→ **Exercise aim**
Identify all lines below that hold "screenshot" and collect them.

═══ Dataset entries

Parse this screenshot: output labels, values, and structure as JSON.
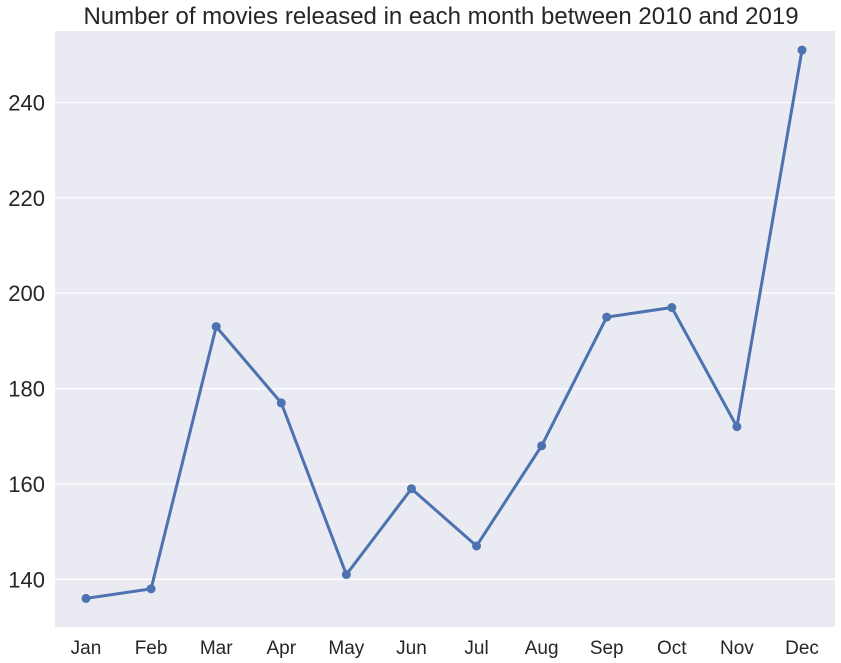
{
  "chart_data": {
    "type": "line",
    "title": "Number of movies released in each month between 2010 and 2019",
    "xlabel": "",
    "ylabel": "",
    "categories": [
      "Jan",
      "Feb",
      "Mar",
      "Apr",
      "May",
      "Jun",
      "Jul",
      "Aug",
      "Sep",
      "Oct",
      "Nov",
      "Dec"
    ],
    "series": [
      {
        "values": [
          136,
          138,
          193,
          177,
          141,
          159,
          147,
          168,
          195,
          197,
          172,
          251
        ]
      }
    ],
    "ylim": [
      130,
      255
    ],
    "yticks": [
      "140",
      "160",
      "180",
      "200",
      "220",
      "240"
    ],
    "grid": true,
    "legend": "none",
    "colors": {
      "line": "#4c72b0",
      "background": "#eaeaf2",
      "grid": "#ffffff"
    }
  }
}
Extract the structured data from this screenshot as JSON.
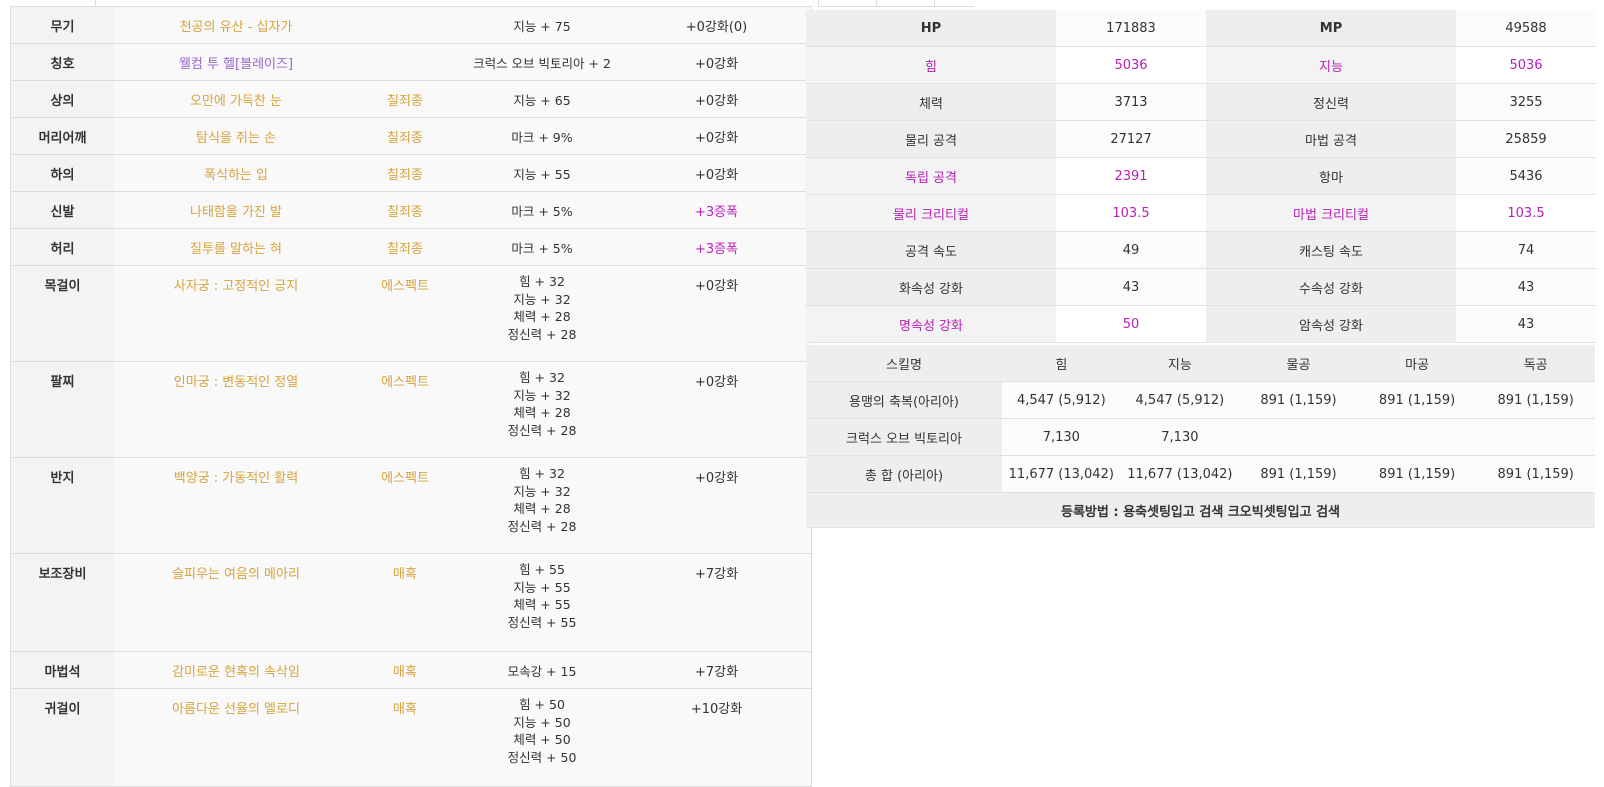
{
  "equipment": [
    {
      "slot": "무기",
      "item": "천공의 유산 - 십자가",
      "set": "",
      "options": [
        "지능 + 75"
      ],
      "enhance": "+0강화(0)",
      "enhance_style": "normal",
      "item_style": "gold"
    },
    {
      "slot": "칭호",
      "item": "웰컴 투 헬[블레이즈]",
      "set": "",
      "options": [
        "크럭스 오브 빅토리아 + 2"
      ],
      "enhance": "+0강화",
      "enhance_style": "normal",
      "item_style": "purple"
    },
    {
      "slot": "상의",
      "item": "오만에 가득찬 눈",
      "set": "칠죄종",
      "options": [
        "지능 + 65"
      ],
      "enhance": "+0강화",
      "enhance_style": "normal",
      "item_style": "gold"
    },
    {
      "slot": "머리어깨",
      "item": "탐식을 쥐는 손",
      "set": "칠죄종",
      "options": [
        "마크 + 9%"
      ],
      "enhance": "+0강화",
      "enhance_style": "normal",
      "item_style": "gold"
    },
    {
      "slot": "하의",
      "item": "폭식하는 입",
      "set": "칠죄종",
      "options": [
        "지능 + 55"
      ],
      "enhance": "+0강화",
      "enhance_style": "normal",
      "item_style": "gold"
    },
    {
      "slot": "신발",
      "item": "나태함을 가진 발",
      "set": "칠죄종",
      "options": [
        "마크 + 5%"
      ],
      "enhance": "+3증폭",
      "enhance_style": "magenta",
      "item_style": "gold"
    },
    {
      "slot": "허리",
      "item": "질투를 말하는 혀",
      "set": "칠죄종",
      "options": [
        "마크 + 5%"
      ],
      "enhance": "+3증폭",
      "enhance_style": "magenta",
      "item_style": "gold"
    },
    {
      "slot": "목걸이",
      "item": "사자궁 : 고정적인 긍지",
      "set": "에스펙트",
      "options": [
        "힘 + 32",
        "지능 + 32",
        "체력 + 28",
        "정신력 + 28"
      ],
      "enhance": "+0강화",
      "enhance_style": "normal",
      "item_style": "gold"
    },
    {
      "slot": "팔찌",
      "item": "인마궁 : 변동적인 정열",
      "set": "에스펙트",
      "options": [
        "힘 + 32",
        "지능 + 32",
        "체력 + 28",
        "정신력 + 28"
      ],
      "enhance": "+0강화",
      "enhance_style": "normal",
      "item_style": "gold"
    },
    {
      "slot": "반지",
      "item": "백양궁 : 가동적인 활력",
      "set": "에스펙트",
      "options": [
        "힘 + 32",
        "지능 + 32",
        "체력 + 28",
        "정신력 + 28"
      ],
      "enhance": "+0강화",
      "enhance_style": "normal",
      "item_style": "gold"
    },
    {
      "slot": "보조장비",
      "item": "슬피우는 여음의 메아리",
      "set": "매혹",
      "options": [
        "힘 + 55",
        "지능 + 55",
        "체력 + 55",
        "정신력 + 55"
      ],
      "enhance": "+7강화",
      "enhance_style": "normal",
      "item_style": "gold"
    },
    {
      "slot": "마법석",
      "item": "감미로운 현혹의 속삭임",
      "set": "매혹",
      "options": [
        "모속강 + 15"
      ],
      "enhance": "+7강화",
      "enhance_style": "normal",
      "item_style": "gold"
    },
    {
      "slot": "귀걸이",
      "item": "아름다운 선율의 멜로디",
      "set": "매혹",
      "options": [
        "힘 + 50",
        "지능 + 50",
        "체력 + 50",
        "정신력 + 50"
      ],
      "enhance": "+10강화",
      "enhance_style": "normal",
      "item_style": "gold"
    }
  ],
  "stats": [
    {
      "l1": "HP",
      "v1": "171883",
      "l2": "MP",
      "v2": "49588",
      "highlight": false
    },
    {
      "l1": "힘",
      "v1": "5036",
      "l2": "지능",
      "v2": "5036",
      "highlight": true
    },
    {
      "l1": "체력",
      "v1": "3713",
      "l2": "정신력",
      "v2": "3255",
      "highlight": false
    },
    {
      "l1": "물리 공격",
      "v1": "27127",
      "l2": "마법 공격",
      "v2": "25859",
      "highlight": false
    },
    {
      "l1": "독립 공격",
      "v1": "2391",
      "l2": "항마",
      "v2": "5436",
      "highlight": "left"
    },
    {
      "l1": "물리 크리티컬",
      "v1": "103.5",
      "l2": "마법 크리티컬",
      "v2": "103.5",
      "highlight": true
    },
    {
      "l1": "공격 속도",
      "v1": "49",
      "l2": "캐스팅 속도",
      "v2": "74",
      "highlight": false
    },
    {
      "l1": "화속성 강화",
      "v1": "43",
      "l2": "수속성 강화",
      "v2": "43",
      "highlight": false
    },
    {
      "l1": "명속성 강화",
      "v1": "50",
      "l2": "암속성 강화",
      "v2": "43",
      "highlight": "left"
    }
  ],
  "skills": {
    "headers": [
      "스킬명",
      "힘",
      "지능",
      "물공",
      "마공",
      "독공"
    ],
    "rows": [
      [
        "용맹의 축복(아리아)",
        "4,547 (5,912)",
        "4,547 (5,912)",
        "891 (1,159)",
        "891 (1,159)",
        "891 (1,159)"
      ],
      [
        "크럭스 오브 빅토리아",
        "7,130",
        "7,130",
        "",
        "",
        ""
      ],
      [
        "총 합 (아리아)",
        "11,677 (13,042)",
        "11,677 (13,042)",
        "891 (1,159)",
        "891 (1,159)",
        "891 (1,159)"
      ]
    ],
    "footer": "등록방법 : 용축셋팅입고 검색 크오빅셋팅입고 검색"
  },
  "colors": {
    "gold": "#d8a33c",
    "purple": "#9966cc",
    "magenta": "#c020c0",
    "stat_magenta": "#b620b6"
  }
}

══════

→ **Complete response**
Parse this screenshot: output labels, values, and structure as JSON.
Extract the structured data from this screenshot as JSON.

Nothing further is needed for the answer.